» **Task data**:
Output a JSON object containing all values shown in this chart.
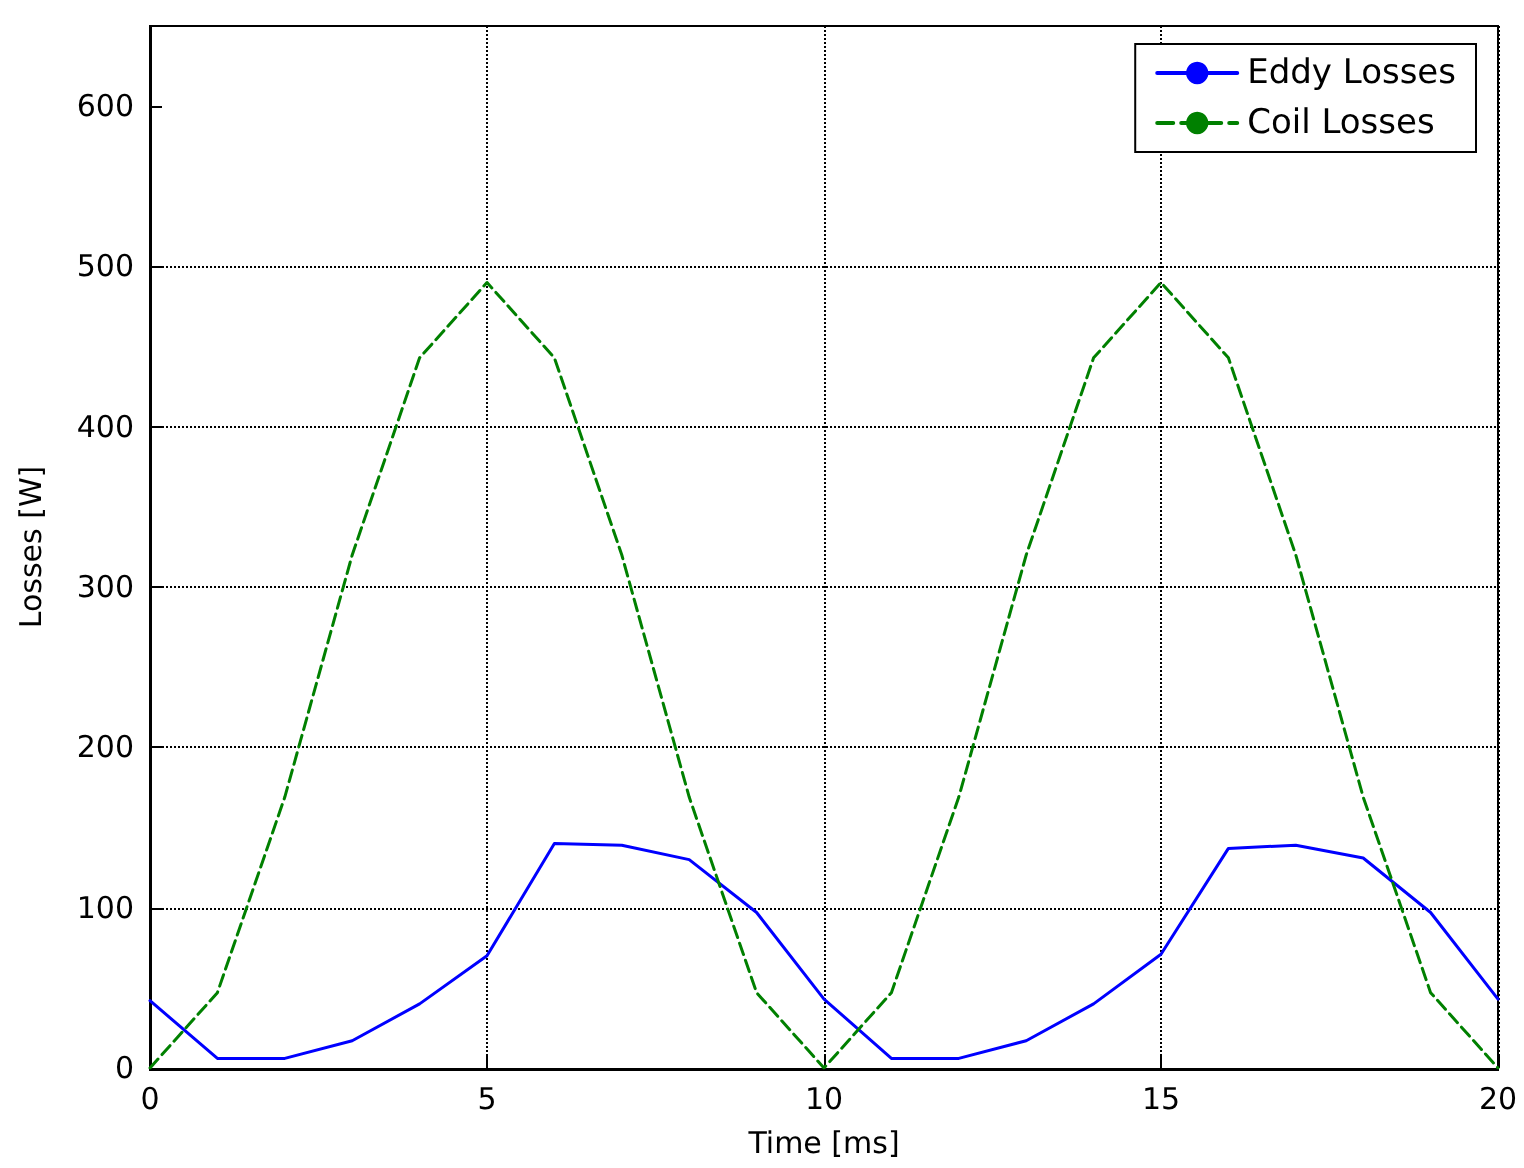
{
  "chart_data": {
    "type": "line",
    "xlabel": "Time [ms]",
    "ylabel": "Losses [W]",
    "x": [
      0,
      1,
      2,
      3,
      4,
      5,
      6,
      7,
      8,
      9,
      10,
      11,
      12,
      13,
      14,
      15,
      16,
      17,
      18,
      19,
      20
    ],
    "series": [
      {
        "name": "Eddy Losses",
        "color": "#0000ff",
        "line_style": "solid",
        "values": [
          42,
          6,
          6,
          17,
          40,
          70,
          140,
          139,
          130,
          97,
          43,
          6,
          6,
          17,
          40,
          71,
          137,
          139,
          131,
          97,
          43
        ]
      },
      {
        "name": "Coil Losses",
        "color": "#008000",
        "line_style": "dashed",
        "values": [
          0,
          47,
          169,
          320,
          443,
          490,
          443,
          320,
          169,
          47,
          0,
          47,
          169,
          320,
          443,
          490,
          443,
          320,
          169,
          47,
          0
        ]
      }
    ],
    "xlim": [
      0,
      20
    ],
    "xticks": [
      0,
      5,
      10,
      15,
      20
    ],
    "ylim": [
      0,
      650
    ],
    "yticks": [
      0,
      100,
      200,
      300,
      400,
      500,
      600
    ],
    "grid": true,
    "legend": "top right",
    "marker": "none"
  }
}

» **Task objective**:
Search the material above for "Losses". Pull out each line where it shows up.

» **Problem solution**:
    "ylabel": "Losses [W]",
        "name": "Eddy Losses",
        "name": "Coil Losses",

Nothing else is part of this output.